THE TASK.
Below are some entries. Return exactly the lines from the one with "Parse this screenshot: output" through the final line, leaving out any pictures.

+ + + + + + +

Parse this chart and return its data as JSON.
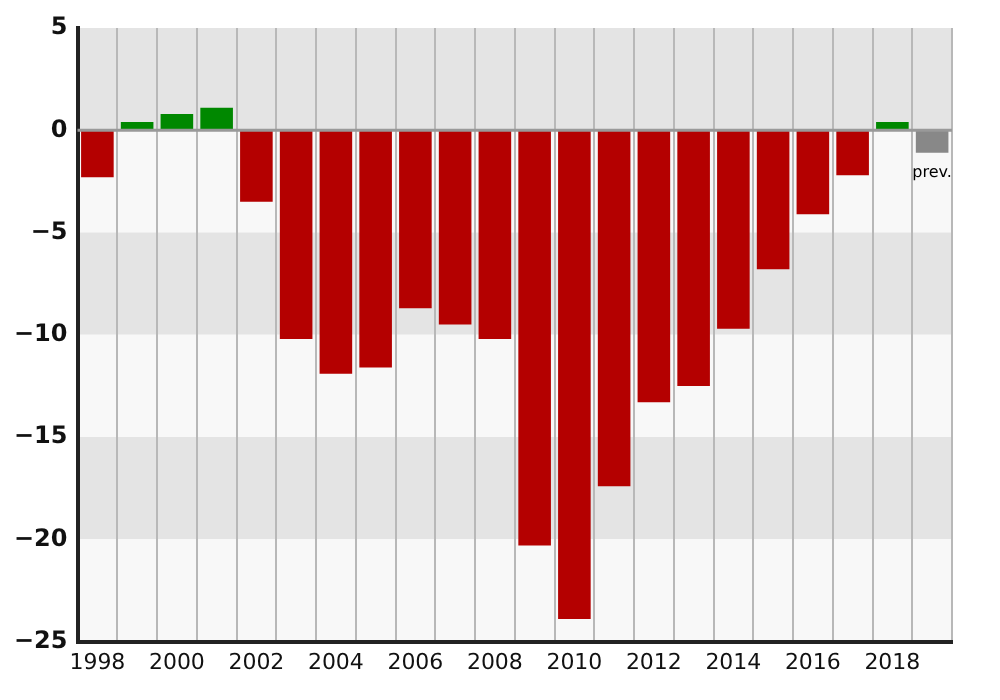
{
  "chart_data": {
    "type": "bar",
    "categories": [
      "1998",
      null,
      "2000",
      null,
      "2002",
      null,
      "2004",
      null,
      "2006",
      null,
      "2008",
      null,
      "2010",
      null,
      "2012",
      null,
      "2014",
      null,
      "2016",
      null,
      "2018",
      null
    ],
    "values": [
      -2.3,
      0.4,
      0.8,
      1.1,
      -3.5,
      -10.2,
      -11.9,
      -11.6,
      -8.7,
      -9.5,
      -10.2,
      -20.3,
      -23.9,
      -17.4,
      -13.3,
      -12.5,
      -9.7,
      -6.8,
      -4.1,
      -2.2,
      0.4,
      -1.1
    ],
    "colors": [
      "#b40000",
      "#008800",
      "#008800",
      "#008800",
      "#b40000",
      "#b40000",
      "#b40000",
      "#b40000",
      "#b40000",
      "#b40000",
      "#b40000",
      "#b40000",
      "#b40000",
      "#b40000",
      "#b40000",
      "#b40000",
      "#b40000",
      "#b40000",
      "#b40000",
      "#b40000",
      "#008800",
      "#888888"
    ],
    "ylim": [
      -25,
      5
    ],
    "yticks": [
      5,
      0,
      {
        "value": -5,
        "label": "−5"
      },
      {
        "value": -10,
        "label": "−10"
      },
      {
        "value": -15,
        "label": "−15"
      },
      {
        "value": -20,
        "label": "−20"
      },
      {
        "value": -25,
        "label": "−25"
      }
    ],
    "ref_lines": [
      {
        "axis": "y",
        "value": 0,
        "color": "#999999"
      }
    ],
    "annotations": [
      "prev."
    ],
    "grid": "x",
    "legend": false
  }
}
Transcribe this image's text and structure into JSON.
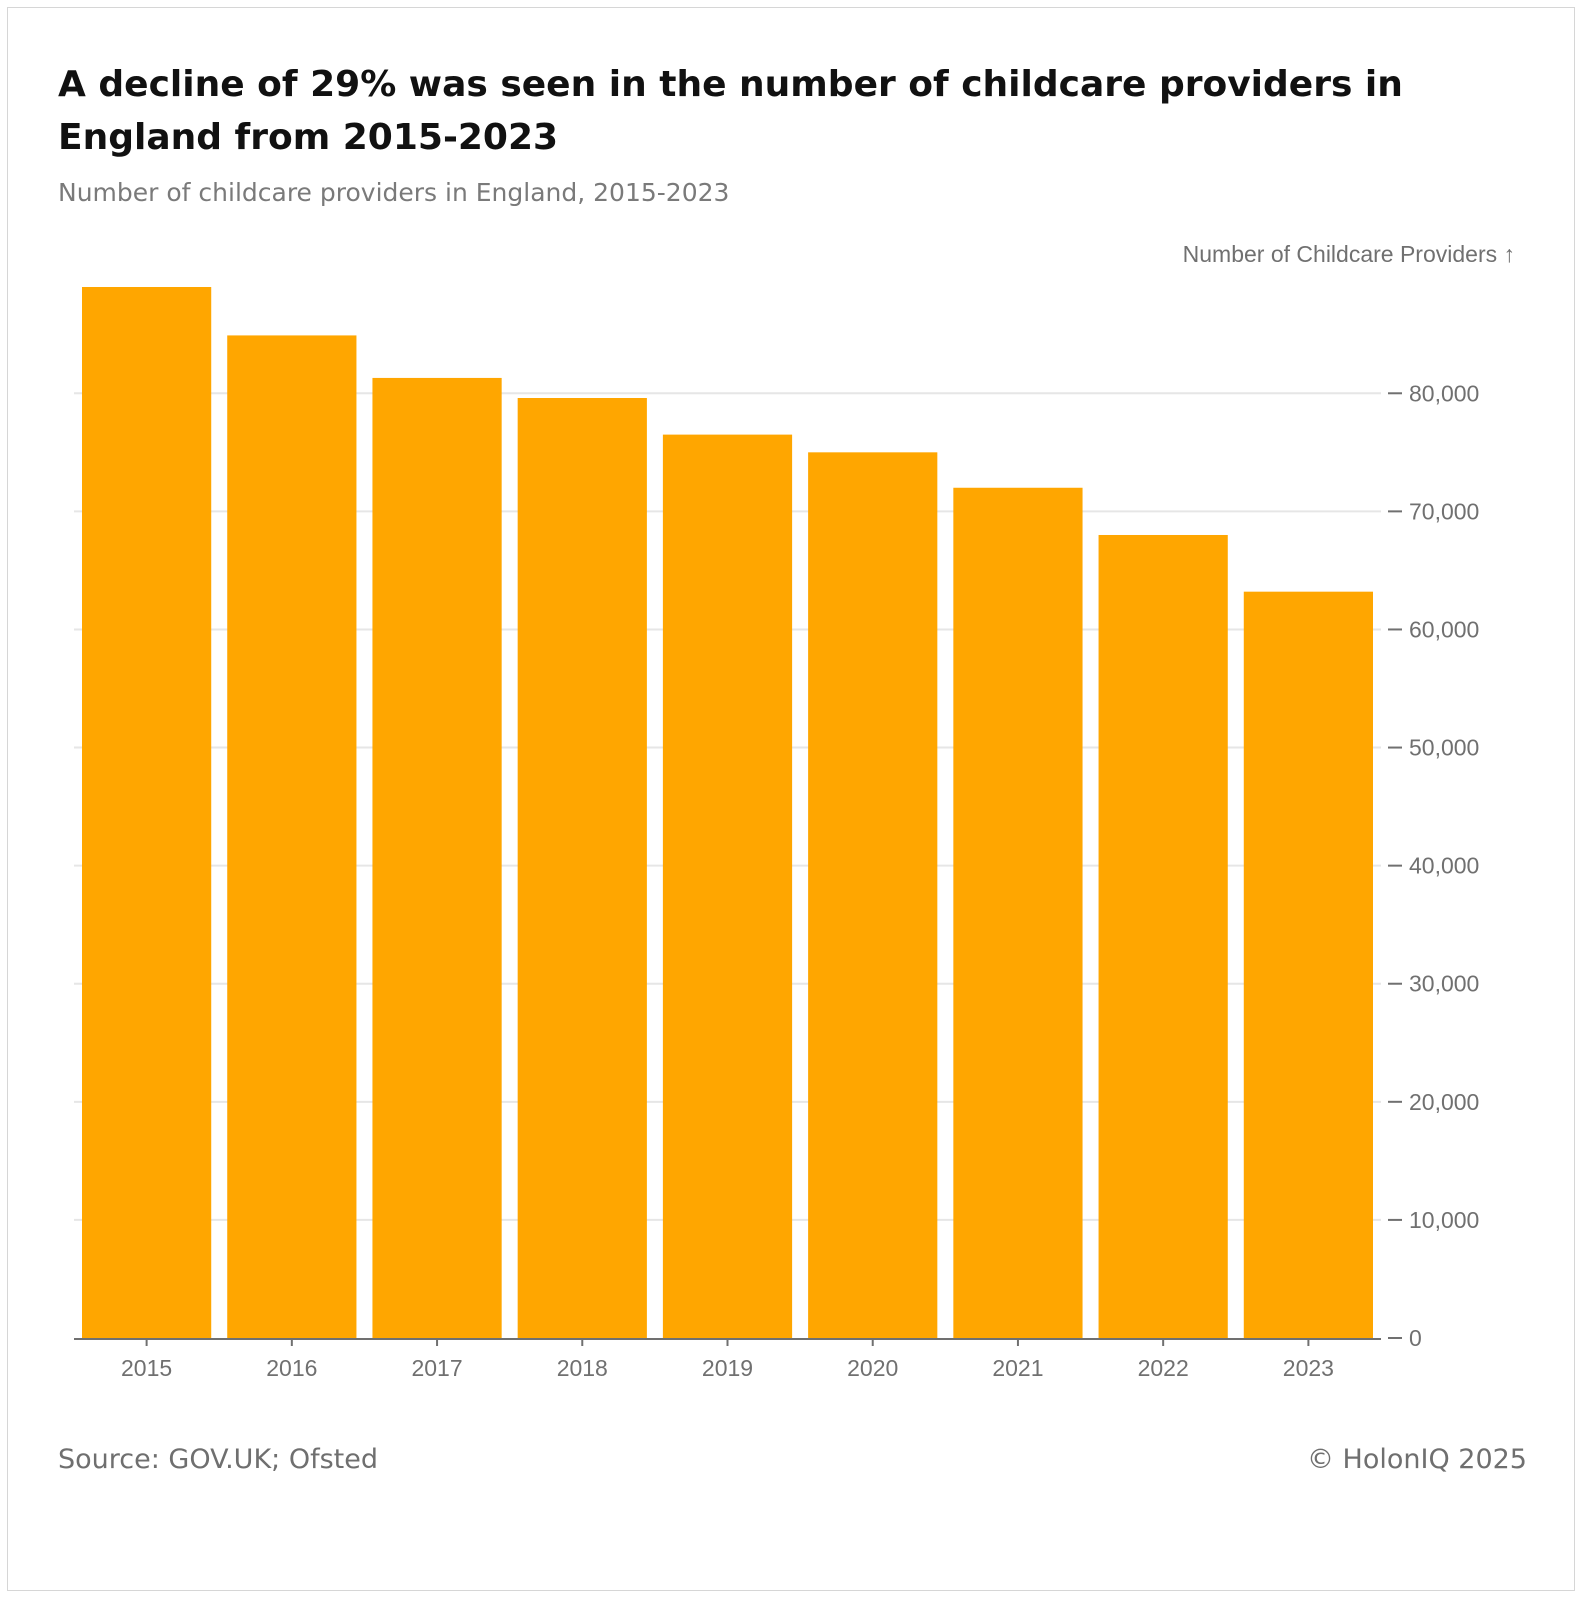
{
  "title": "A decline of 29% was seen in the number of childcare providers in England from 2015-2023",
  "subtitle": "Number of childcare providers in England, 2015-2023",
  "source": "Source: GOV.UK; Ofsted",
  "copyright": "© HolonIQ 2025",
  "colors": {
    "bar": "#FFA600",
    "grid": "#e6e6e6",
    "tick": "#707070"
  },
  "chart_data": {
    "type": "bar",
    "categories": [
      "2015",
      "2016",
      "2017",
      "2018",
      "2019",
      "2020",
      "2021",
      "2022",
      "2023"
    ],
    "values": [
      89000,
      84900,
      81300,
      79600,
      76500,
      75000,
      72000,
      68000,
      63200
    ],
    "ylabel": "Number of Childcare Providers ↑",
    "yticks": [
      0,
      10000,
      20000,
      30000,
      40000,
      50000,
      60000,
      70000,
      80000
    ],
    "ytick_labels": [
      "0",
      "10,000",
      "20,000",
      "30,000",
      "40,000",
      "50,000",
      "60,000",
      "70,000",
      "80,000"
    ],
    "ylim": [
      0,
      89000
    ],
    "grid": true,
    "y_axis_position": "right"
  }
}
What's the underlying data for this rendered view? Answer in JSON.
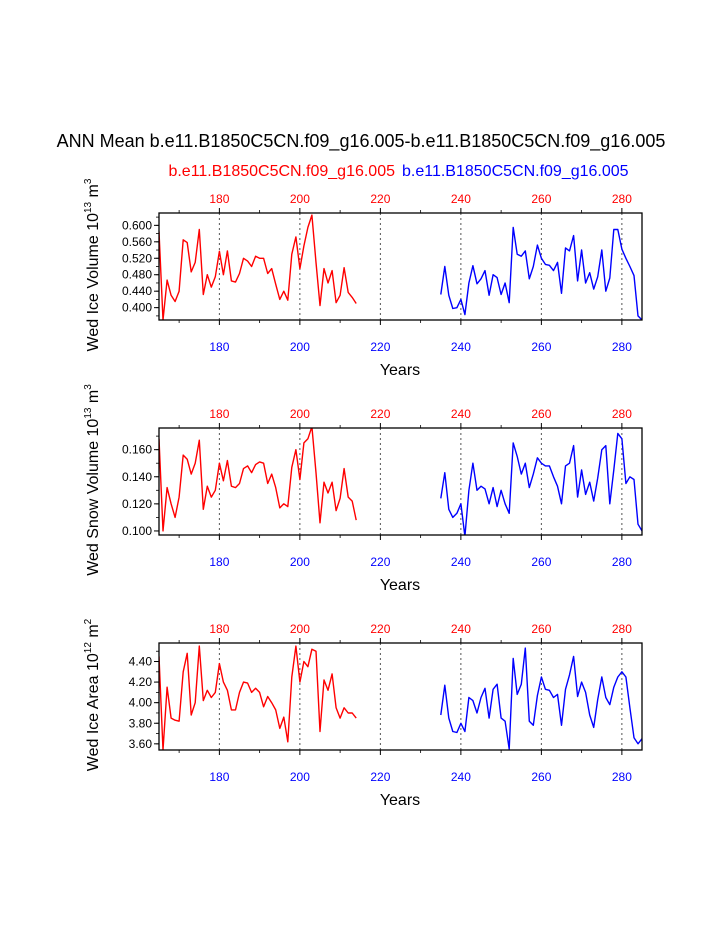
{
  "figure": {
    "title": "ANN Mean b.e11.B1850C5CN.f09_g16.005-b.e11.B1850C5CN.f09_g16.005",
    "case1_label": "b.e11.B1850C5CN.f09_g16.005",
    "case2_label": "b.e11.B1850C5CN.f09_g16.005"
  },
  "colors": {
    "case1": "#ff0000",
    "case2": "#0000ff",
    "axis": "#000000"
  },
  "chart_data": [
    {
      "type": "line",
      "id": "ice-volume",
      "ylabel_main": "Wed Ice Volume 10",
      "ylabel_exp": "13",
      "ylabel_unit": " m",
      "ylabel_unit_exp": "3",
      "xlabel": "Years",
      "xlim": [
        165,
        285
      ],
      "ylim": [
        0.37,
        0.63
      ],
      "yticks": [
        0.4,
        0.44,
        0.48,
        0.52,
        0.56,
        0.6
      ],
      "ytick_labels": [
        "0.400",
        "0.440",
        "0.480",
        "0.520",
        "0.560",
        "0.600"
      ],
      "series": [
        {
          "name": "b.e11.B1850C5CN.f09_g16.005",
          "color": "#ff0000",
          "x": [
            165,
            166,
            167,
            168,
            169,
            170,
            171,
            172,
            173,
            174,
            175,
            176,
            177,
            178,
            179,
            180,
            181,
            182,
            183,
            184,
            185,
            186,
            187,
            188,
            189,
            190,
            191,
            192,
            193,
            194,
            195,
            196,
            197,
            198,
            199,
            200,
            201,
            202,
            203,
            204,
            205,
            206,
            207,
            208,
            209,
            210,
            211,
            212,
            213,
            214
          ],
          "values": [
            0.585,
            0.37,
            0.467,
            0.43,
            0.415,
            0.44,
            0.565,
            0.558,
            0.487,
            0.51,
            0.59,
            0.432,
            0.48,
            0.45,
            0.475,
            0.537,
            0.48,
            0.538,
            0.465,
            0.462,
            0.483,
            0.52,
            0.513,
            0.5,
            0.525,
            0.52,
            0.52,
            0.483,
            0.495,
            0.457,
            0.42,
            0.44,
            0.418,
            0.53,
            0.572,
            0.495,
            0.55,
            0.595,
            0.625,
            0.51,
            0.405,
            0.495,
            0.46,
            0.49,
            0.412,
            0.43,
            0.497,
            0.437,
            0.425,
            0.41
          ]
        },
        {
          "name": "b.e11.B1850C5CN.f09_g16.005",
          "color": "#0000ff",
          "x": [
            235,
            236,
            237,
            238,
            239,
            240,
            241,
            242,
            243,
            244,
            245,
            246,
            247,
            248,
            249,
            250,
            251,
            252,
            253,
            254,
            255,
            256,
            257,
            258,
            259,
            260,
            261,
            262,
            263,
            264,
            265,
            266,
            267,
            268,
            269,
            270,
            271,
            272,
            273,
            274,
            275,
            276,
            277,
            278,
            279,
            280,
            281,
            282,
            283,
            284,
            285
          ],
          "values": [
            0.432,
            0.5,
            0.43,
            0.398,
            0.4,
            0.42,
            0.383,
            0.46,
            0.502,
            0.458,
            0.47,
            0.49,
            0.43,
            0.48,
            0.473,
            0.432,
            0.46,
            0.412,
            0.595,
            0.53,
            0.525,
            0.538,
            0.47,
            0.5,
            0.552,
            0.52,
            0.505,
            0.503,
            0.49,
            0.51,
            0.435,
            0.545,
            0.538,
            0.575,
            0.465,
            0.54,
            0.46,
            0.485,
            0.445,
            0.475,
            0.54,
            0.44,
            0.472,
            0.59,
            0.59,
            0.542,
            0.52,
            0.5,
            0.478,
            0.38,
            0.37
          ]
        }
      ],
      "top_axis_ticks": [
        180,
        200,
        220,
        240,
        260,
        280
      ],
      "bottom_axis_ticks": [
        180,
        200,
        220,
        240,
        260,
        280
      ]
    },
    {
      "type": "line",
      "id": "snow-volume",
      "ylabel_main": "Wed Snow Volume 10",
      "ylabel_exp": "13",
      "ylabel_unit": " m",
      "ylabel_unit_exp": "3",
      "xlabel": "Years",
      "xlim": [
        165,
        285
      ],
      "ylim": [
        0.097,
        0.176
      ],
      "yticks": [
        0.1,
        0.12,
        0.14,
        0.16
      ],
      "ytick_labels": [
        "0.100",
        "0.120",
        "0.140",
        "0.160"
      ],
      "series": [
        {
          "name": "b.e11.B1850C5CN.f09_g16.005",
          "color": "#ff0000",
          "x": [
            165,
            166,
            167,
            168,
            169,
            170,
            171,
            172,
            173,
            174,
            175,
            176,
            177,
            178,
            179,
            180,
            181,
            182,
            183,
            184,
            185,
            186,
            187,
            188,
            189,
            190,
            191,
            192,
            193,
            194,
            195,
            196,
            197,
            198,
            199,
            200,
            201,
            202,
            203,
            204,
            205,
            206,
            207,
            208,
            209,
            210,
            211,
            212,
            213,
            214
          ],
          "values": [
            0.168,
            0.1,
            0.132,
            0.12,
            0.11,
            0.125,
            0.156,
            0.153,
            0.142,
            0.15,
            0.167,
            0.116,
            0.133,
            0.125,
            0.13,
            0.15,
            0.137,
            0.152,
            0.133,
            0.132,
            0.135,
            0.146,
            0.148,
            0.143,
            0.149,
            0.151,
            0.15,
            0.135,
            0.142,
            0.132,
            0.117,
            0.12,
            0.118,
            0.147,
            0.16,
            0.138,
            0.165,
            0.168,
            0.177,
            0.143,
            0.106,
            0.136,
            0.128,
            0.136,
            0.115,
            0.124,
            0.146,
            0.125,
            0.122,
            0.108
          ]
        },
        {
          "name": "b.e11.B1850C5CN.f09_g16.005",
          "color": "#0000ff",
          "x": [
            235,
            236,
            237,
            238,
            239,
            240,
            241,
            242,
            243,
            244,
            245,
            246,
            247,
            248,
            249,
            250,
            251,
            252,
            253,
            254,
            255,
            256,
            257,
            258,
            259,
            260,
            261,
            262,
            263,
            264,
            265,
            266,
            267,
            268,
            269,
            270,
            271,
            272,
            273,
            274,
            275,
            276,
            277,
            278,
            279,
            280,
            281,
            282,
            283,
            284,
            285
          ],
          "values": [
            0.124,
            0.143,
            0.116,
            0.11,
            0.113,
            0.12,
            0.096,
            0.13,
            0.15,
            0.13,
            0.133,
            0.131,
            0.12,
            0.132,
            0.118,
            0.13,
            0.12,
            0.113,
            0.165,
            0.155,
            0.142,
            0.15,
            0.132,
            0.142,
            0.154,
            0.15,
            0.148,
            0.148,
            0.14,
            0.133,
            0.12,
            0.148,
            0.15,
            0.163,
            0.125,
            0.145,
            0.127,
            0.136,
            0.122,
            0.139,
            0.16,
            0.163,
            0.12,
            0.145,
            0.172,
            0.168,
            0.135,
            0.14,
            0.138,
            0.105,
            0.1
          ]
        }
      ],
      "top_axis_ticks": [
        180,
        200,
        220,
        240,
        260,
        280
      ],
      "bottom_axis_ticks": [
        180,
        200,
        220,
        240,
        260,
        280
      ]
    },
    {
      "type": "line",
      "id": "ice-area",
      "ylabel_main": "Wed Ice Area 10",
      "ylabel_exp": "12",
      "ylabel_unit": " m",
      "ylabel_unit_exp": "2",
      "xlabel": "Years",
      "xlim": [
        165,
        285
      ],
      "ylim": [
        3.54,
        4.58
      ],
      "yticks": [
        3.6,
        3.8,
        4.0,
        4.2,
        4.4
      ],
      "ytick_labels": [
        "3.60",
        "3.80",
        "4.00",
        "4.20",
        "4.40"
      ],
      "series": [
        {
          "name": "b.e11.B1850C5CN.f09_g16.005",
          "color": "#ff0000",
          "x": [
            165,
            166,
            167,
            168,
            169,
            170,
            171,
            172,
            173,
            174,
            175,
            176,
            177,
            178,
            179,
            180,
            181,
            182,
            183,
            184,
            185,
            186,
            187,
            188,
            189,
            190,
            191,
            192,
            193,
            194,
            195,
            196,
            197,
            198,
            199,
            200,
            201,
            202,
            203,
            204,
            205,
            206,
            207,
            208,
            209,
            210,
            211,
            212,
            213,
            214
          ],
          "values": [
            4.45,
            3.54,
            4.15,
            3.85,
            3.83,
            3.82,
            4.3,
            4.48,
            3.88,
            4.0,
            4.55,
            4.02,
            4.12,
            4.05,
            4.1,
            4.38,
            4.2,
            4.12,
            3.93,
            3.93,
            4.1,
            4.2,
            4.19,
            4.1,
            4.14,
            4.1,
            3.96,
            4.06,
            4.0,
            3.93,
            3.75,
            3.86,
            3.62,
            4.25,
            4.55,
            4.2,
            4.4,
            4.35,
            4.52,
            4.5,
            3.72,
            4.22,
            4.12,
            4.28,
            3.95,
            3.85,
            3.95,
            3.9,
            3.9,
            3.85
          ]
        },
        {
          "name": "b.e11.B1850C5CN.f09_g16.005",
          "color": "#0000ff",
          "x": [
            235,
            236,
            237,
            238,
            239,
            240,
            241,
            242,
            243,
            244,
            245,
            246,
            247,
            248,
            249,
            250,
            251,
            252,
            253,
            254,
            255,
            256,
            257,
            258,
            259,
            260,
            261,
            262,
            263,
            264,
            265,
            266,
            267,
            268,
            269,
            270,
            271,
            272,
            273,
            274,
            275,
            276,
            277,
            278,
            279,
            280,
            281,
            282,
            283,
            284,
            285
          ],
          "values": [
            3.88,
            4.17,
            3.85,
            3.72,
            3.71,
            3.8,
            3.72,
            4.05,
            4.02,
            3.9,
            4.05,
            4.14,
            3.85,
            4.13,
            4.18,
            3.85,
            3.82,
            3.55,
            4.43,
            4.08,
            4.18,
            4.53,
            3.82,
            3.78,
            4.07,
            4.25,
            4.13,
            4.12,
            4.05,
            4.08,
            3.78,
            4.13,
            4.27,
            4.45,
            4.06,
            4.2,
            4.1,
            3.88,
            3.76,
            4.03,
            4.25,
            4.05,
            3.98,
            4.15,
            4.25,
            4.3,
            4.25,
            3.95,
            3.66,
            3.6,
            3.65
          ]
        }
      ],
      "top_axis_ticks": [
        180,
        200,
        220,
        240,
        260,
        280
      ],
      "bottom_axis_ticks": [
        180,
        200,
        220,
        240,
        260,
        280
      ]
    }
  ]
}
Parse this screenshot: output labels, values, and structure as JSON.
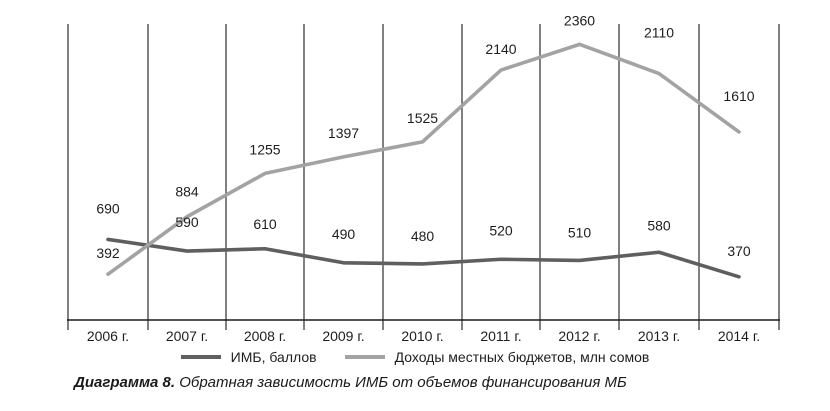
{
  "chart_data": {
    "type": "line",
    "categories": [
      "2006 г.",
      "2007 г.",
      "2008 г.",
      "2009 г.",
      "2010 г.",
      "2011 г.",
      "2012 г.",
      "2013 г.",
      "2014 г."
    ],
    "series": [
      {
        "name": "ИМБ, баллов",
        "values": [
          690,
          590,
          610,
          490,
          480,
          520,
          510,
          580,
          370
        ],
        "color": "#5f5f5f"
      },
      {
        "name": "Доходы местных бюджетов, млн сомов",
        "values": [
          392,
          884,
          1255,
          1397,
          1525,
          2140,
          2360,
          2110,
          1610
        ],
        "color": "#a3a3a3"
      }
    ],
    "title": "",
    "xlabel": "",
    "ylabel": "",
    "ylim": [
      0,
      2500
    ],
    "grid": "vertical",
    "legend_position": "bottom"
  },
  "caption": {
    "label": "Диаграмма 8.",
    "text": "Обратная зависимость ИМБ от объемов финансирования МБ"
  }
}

+ + + + + + +

RESPONSE.
Parse this screenshot: output labels, values, and structure as JSON.
{
  "chart_data": {
    "type": "line",
    "categories": [
      "2006 г.",
      "2007 г.",
      "2008 г.",
      "2009 г.",
      "2010 г.",
      "2011 г.",
      "2012 г.",
      "2013 г.",
      "2014 г."
    ],
    "series": [
      {
        "name": "ИМБ, баллов",
        "values": [
          690,
          590,
          610,
          490,
          480,
          520,
          510,
          580,
          370
        ],
        "color": "#5f5f5f"
      },
      {
        "name": "Доходы местных бюджетов, млн сомов",
        "values": [
          392,
          884,
          1255,
          1397,
          1525,
          2140,
          2360,
          2110,
          1610
        ],
        "color": "#a3a3a3"
      }
    ],
    "title": "",
    "xlabel": "",
    "ylabel": "",
    "ylim": [
      0,
      2500
    ],
    "grid": "vertical",
    "legend_position": "bottom"
  },
  "caption": {
    "label": "Диаграмма 8.",
    "text": "Обратная зависимость ИМБ от объемов финансирования МБ"
  }
}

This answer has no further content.